Request> Extract all of the entries and set them down verbatim.
# Data lines start
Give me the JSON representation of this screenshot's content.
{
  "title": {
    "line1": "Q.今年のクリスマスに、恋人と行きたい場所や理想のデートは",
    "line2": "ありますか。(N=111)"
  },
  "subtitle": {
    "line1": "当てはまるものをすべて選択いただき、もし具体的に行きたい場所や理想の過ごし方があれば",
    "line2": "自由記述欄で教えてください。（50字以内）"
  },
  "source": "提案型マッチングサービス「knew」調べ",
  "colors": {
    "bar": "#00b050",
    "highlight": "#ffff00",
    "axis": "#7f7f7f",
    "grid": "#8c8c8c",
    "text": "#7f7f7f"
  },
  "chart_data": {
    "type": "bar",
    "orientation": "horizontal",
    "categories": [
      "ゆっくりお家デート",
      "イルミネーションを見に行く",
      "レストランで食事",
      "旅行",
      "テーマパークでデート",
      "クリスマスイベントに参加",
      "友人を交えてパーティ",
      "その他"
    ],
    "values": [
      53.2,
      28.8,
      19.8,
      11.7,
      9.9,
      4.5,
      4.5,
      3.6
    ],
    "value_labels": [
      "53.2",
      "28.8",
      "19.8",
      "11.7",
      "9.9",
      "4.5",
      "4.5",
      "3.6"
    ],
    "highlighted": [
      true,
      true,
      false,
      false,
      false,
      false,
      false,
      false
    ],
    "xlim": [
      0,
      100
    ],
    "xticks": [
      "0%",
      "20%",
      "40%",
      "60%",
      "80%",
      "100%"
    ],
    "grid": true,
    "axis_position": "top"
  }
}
# Data lines end
Answer to this task>
Give me the JSON representation of this screenshot's content.
{
  "title": {
    "line1": "Q.今年のクリスマスに、恋人と行きたい場所や理想のデートは",
    "line2": "ありますか。(N=111)"
  },
  "subtitle": {
    "line1": "当てはまるものをすべて選択いただき、もし具体的に行きたい場所や理想の過ごし方があれば",
    "line2": "自由記述欄で教えてください。（50字以内）"
  },
  "source": "提案型マッチングサービス「knew」調べ",
  "colors": {
    "bar": "#00b050",
    "highlight": "#ffff00",
    "axis": "#7f7f7f",
    "grid": "#8c8c8c",
    "text": "#7f7f7f"
  },
  "chart_data": {
    "type": "bar",
    "orientation": "horizontal",
    "categories": [
      "ゆっくりお家デート",
      "イルミネーションを見に行く",
      "レストランで食事",
      "旅行",
      "テーマパークでデート",
      "クリスマスイベントに参加",
      "友人を交えてパーティ",
      "その他"
    ],
    "values": [
      53.2,
      28.8,
      19.8,
      11.7,
      9.9,
      4.5,
      4.5,
      3.6
    ],
    "value_labels": [
      "53.2",
      "28.8",
      "19.8",
      "11.7",
      "9.9",
      "4.5",
      "4.5",
      "3.6"
    ],
    "highlighted": [
      true,
      true,
      false,
      false,
      false,
      false,
      false,
      false
    ],
    "xlim": [
      0,
      100
    ],
    "xticks": [
      "0%",
      "20%",
      "40%",
      "60%",
      "80%",
      "100%"
    ],
    "grid": true,
    "axis_position": "top"
  }
}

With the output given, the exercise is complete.